Your instructions:
Exactly as given, repeat all of the entries.

Data to use:

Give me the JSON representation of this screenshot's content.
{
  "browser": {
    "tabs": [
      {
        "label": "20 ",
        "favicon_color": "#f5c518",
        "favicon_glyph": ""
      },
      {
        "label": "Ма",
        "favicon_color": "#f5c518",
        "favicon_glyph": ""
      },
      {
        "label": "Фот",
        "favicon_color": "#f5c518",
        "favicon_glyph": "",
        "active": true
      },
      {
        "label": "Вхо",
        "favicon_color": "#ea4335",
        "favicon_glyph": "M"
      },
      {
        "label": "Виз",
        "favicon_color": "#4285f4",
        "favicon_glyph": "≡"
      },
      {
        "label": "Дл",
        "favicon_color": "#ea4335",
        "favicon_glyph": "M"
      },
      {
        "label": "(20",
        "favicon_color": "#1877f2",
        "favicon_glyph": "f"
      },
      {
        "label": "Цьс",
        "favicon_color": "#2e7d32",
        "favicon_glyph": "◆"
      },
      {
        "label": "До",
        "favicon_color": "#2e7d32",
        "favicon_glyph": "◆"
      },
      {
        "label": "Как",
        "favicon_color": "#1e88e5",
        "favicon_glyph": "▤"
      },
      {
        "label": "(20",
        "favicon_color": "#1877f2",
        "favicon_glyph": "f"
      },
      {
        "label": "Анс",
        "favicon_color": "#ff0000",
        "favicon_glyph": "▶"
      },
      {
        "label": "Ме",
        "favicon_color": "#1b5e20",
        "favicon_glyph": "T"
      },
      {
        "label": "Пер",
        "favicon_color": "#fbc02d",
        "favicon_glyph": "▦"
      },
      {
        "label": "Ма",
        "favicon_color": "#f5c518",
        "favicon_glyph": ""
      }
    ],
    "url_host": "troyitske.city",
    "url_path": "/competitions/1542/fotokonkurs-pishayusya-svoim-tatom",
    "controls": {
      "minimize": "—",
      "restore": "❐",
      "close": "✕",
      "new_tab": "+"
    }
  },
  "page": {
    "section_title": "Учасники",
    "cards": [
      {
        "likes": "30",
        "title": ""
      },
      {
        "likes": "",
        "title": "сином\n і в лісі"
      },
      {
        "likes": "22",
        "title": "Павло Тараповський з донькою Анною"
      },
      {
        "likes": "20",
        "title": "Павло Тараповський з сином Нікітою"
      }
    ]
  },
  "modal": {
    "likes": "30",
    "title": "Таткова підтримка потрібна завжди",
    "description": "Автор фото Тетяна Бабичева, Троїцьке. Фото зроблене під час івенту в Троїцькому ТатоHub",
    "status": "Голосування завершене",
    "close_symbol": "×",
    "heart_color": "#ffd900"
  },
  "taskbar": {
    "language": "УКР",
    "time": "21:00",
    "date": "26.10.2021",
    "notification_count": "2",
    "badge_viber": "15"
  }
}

Reply to the task:
Give me the JSON representation of this screenshot's content.
{
  "browser": {
    "tabs": [
      {
        "label": "20 ",
        "favicon_color": "#f5c518",
        "favicon_glyph": ""
      },
      {
        "label": "Ма",
        "favicon_color": "#f5c518",
        "favicon_glyph": ""
      },
      {
        "label": "Фот",
        "favicon_color": "#f5c518",
        "favicon_glyph": "",
        "active": true
      },
      {
        "label": "Вхо",
        "favicon_color": "#ea4335",
        "favicon_glyph": "M"
      },
      {
        "label": "Виз",
        "favicon_color": "#4285f4",
        "favicon_glyph": "≡"
      },
      {
        "label": "Дл",
        "favicon_color": "#ea4335",
        "favicon_glyph": "M"
      },
      {
        "label": "(20",
        "favicon_color": "#1877f2",
        "favicon_glyph": "f"
      },
      {
        "label": "Цьс",
        "favicon_color": "#2e7d32",
        "favicon_glyph": "◆"
      },
      {
        "label": "До",
        "favicon_color": "#2e7d32",
        "favicon_glyph": "◆"
      },
      {
        "label": "Как",
        "favicon_color": "#1e88e5",
        "favicon_glyph": "▤"
      },
      {
        "label": "(20",
        "favicon_color": "#1877f2",
        "favicon_glyph": "f"
      },
      {
        "label": "Анс",
        "favicon_color": "#ff0000",
        "favicon_glyph": "▶"
      },
      {
        "label": "Ме",
        "favicon_color": "#1b5e20",
        "favicon_glyph": "T"
      },
      {
        "label": "Пер",
        "favicon_color": "#fbc02d",
        "favicon_glyph": "▦"
      },
      {
        "label": "Ма",
        "favicon_color": "#f5c518",
        "favicon_glyph": ""
      }
    ],
    "url_host": "troyitske.city",
    "url_path": "/competitions/1542/fotokonkurs-pishayusya-svoim-tatom",
    "controls": {
      "minimize": "—",
      "restore": "❐",
      "close": "✕",
      "new_tab": "+"
    }
  },
  "page": {
    "section_title": "Учасники",
    "cards": [
      {
        "likes": "30",
        "title": ""
      },
      {
        "likes": "",
        "title": "сином\n і в лісі"
      },
      {
        "likes": "22",
        "title": "Павло Тараповський з донькою Анною"
      },
      {
        "likes": "20",
        "title": "Павло Тараповський з сином Нікітою"
      }
    ]
  },
  "modal": {
    "likes": "30",
    "title": "Таткова підтримка потрібна завжди",
    "description": "Автор фото Тетяна Бабичева, Троїцьке. Фото зроблене під час івенту в Троїцькому ТатоHub",
    "status": "Голосування завершене",
    "close_symbol": "×",
    "heart_color": "#ffd900"
  },
  "taskbar": {
    "language": "УКР",
    "time": "21:00",
    "date": "26.10.2021",
    "notification_count": "2",
    "badge_viber": "15"
  }
}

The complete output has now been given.